Data records
⁂

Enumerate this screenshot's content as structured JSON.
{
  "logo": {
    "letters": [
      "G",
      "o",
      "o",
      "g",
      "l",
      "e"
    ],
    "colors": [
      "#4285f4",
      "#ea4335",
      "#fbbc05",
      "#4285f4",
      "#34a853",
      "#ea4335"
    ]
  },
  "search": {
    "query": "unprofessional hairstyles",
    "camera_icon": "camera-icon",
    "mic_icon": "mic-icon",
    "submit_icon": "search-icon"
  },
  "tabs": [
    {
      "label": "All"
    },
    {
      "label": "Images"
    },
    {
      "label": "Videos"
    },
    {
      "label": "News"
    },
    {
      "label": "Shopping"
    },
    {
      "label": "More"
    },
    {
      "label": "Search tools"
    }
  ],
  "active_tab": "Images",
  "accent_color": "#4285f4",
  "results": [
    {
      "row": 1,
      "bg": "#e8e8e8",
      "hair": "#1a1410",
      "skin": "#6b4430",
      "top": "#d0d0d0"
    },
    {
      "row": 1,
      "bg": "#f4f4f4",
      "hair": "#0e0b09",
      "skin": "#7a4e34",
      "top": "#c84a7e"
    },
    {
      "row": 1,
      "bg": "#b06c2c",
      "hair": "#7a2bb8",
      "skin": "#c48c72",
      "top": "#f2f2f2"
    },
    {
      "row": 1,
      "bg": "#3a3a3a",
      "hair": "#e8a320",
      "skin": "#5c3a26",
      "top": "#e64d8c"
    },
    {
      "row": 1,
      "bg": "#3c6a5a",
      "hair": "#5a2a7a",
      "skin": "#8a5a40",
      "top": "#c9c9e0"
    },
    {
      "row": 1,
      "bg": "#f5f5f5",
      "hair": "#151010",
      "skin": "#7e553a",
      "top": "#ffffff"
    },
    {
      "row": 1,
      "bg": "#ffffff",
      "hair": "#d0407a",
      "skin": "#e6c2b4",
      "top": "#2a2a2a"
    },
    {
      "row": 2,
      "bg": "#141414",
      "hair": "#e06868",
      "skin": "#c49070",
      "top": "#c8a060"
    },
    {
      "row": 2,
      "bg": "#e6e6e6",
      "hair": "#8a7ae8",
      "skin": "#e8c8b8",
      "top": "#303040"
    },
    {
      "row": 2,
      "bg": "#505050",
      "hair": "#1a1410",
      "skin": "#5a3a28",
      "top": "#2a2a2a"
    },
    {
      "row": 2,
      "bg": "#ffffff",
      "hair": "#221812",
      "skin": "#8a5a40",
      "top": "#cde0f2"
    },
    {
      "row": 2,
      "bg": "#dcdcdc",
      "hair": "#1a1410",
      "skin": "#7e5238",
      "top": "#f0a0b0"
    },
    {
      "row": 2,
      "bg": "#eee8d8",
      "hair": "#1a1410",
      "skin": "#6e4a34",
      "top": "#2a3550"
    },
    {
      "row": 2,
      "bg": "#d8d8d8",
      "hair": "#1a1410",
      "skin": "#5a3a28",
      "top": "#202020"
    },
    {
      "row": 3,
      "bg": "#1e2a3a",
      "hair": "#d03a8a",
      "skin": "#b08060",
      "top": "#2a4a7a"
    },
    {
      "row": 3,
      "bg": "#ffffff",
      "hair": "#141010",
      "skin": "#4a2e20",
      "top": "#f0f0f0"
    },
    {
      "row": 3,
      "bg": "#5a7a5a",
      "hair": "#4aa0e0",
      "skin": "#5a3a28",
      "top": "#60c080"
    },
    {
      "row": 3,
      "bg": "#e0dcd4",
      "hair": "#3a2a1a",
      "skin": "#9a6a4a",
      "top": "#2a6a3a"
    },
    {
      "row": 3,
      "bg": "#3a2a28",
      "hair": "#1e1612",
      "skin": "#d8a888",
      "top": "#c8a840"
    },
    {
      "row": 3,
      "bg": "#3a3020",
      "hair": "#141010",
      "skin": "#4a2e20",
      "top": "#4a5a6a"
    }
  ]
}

⁂

■ **To do**
Repeat every entry exactly as written above.

■ **Response to this exercise**
Enumerate this screenshot's content as structured JSON.
{
  "logo": {
    "letters": [
      "G",
      "o",
      "o",
      "g",
      "l",
      "e"
    ],
    "colors": [
      "#4285f4",
      "#ea4335",
      "#fbbc05",
      "#4285f4",
      "#34a853",
      "#ea4335"
    ]
  },
  "search": {
    "query": "unprofessional hairstyles",
    "camera_icon": "camera-icon",
    "mic_icon": "mic-icon",
    "submit_icon": "search-icon"
  },
  "tabs": [
    {
      "label": "All"
    },
    {
      "label": "Images"
    },
    {
      "label": "Videos"
    },
    {
      "label": "News"
    },
    {
      "label": "Shopping"
    },
    {
      "label": "More"
    },
    {
      "label": "Search tools"
    }
  ],
  "active_tab": "Images",
  "accent_color": "#4285f4",
  "results": [
    {
      "row": 1,
      "bg": "#e8e8e8",
      "hair": "#1a1410",
      "skin": "#6b4430",
      "top": "#d0d0d0"
    },
    {
      "row": 1,
      "bg": "#f4f4f4",
      "hair": "#0e0b09",
      "skin": "#7a4e34",
      "top": "#c84a7e"
    },
    {
      "row": 1,
      "bg": "#b06c2c",
      "hair": "#7a2bb8",
      "skin": "#c48c72",
      "top": "#f2f2f2"
    },
    {
      "row": 1,
      "bg": "#3a3a3a",
      "hair": "#e8a320",
      "skin": "#5c3a26",
      "top": "#e64d8c"
    },
    {
      "row": 1,
      "bg": "#3c6a5a",
      "hair": "#5a2a7a",
      "skin": "#8a5a40",
      "top": "#c9c9e0"
    },
    {
      "row": 1,
      "bg": "#f5f5f5",
      "hair": "#151010",
      "skin": "#7e553a",
      "top": "#ffffff"
    },
    {
      "row": 1,
      "bg": "#ffffff",
      "hair": "#d0407a",
      "skin": "#e6c2b4",
      "top": "#2a2a2a"
    },
    {
      "row": 2,
      "bg": "#141414",
      "hair": "#e06868",
      "skin": "#c49070",
      "top": "#c8a060"
    },
    {
      "row": 2,
      "bg": "#e6e6e6",
      "hair": "#8a7ae8",
      "skin": "#e8c8b8",
      "top": "#303040"
    },
    {
      "row": 2,
      "bg": "#505050",
      "hair": "#1a1410",
      "skin": "#5a3a28",
      "top": "#2a2a2a"
    },
    {
      "row": 2,
      "bg": "#ffffff",
      "hair": "#221812",
      "skin": "#8a5a40",
      "top": "#cde0f2"
    },
    {
      "row": 2,
      "bg": "#dcdcdc",
      "hair": "#1a1410",
      "skin": "#7e5238",
      "top": "#f0a0b0"
    },
    {
      "row": 2,
      "bg": "#eee8d8",
      "hair": "#1a1410",
      "skin": "#6e4a34",
      "top": "#2a3550"
    },
    {
      "row": 2,
      "bg": "#d8d8d8",
      "hair": "#1a1410",
      "skin": "#5a3a28",
      "top": "#202020"
    },
    {
      "row": 3,
      "bg": "#1e2a3a",
      "hair": "#d03a8a",
      "skin": "#b08060",
      "top": "#2a4a7a"
    },
    {
      "row": 3,
      "bg": "#ffffff",
      "hair": "#141010",
      "skin": "#4a2e20",
      "top": "#f0f0f0"
    },
    {
      "row": 3,
      "bg": "#5a7a5a",
      "hair": "#4aa0e0",
      "skin": "#5a3a28",
      "top": "#60c080"
    },
    {
      "row": 3,
      "bg": "#e0dcd4",
      "hair": "#3a2a1a",
      "skin": "#9a6a4a",
      "top": "#2a6a3a"
    },
    {
      "row": 3,
      "bg": "#3a2a28",
      "hair": "#1e1612",
      "skin": "#d8a888",
      "top": "#c8a840"
    },
    {
      "row": 3,
      "bg": "#3a3020",
      "hair": "#141010",
      "skin": "#4a2e20",
      "top": "#4a5a6a"
    }
  ]
}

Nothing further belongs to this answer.